Les défendeurs réitèrent leur demande d’ordonner aux demandeurs de payer 16 029,91 $ pour les dépens. Subsidiairement, les défendeurs demandent qu’il soit ordonné aux demandeurs de payer 8 000 $ pour les dépens, ainsi que les dépens afférents à la présente requête.

[22] En l’absence de consentement explicite des parties pour que les dépens des défendeurs soient taxés à 8 000,00 $ pour les deux mémoires de frais, je ne dispose pas du pouvoir discrétionnaire d’accorder une telle adjudication des dépens. Les défendeurs, dans leurs documents relatifs aux dépens, ont demandé comme première option que leurs dépens soient taxés à 16 029,91 $. Par conséquent, je conclus qu’en tant qu’officier taxateur, je suis tenu de taxer la totalité des mémoires de frais des défendeurs déposés auprès de la Cour fédérale et de la Cour d’appel fédérale, conformément au paragraphe 400(4) et à l’article 405 des Règles, selon lequel « [l]es dépens sont taxés par l’officier taxateur. »

==============================

## CONSIGNE
Dans l'extrait sur les dépens, reformulez plus brièvement le paragraphe qui commence par « En l'absence de consentement explicite ». Conservez ses faits essentiels.

==============================

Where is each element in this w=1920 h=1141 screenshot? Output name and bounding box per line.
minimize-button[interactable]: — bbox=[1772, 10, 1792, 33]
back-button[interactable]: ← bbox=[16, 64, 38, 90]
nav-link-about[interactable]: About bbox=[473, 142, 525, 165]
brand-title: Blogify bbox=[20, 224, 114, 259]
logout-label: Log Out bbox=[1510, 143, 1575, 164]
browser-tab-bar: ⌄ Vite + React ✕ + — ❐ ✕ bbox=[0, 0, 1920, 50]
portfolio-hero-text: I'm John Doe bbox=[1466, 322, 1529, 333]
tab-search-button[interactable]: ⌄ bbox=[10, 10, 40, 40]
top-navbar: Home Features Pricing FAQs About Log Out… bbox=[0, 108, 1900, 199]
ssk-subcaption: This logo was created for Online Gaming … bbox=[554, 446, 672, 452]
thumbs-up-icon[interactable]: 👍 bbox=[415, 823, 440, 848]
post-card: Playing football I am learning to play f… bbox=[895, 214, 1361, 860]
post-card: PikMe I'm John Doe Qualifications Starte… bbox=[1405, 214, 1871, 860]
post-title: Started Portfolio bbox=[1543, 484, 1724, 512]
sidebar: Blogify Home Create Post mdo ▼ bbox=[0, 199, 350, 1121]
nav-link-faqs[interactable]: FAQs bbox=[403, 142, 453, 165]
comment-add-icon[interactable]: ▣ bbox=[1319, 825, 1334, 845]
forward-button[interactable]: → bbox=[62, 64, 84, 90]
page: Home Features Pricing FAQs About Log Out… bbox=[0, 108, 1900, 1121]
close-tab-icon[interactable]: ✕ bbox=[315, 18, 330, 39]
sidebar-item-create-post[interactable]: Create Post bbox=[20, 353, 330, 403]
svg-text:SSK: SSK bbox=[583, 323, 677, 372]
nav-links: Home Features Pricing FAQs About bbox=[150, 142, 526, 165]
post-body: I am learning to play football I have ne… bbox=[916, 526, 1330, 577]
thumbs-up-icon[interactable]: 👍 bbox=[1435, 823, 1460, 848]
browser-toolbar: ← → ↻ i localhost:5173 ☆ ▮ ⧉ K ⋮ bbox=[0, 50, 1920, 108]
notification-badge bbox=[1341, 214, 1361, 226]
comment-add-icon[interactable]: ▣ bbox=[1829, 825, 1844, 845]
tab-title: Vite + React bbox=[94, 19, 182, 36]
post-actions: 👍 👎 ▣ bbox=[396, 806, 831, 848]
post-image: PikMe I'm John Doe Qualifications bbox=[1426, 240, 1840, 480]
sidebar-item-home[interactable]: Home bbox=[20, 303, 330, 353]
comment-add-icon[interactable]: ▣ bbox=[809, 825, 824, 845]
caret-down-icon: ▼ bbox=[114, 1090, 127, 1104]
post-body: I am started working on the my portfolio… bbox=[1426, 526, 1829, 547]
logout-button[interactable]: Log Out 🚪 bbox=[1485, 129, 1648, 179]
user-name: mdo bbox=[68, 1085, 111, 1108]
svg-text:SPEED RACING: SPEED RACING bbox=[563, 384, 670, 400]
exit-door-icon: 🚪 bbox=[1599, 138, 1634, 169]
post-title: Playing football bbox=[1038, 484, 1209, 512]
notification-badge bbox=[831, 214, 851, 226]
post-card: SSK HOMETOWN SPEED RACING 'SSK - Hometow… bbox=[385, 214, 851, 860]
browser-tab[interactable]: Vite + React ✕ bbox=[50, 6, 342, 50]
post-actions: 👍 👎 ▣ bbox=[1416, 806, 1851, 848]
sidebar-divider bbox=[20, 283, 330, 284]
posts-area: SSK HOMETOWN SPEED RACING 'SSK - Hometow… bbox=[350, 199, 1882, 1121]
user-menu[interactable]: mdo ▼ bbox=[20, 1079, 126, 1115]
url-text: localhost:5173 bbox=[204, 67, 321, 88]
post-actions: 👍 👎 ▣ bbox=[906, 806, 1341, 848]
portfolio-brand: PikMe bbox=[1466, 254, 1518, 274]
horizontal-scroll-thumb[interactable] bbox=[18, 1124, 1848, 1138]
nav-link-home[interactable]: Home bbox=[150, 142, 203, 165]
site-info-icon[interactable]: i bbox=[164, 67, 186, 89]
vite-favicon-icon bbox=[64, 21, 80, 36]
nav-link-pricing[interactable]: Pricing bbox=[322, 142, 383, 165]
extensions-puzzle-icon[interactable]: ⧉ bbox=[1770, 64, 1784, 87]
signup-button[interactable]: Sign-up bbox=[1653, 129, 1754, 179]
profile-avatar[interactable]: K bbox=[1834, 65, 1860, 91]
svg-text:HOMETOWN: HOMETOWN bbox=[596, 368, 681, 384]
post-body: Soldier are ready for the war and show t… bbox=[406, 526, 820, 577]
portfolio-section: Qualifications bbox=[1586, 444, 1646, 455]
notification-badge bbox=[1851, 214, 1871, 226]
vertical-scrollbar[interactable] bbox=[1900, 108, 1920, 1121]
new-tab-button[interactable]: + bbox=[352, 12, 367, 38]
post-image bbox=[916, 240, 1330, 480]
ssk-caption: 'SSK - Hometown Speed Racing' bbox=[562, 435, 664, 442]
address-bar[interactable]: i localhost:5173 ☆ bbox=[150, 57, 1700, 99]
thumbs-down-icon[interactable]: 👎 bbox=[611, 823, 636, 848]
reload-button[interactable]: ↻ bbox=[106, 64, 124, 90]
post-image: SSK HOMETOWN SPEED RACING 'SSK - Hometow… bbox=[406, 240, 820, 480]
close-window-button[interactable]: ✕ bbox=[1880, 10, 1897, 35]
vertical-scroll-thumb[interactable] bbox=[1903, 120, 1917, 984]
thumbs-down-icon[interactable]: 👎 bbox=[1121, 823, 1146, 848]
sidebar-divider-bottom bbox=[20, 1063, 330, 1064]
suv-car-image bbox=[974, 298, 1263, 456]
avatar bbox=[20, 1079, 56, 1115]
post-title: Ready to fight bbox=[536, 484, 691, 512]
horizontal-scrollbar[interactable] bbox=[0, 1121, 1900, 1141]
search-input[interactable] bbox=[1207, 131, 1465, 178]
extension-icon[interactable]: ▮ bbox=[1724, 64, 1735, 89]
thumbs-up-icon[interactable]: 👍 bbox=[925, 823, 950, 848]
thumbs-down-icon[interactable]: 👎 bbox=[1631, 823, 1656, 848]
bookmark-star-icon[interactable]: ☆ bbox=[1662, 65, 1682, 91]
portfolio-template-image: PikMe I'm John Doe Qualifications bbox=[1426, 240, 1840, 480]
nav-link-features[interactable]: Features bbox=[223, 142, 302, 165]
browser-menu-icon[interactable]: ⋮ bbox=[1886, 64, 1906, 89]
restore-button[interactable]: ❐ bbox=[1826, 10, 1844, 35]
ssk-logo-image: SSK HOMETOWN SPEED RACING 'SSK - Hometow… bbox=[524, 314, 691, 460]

==============================

## CORRIGÉ
Sans consentement explicite des parties à une taxation des dépens des défendeurs à 8 000,00 $ pour les deux mémoires de frais, l'officier taxateur n'a pas le pouvoir discrétionnaire d'accorder ce montant. Les défendeurs ayant demandé en première option une taxation à 16 029,91 $, l'officier taxateur conclut devoir taxer la totalité de leurs mémoires de frais déposés auprès de la Cour fédérale et de la Cour d'appel fédérale. Il s'appuie pour cela sur le paragraphe 400(4) et l'article 405 des Règles.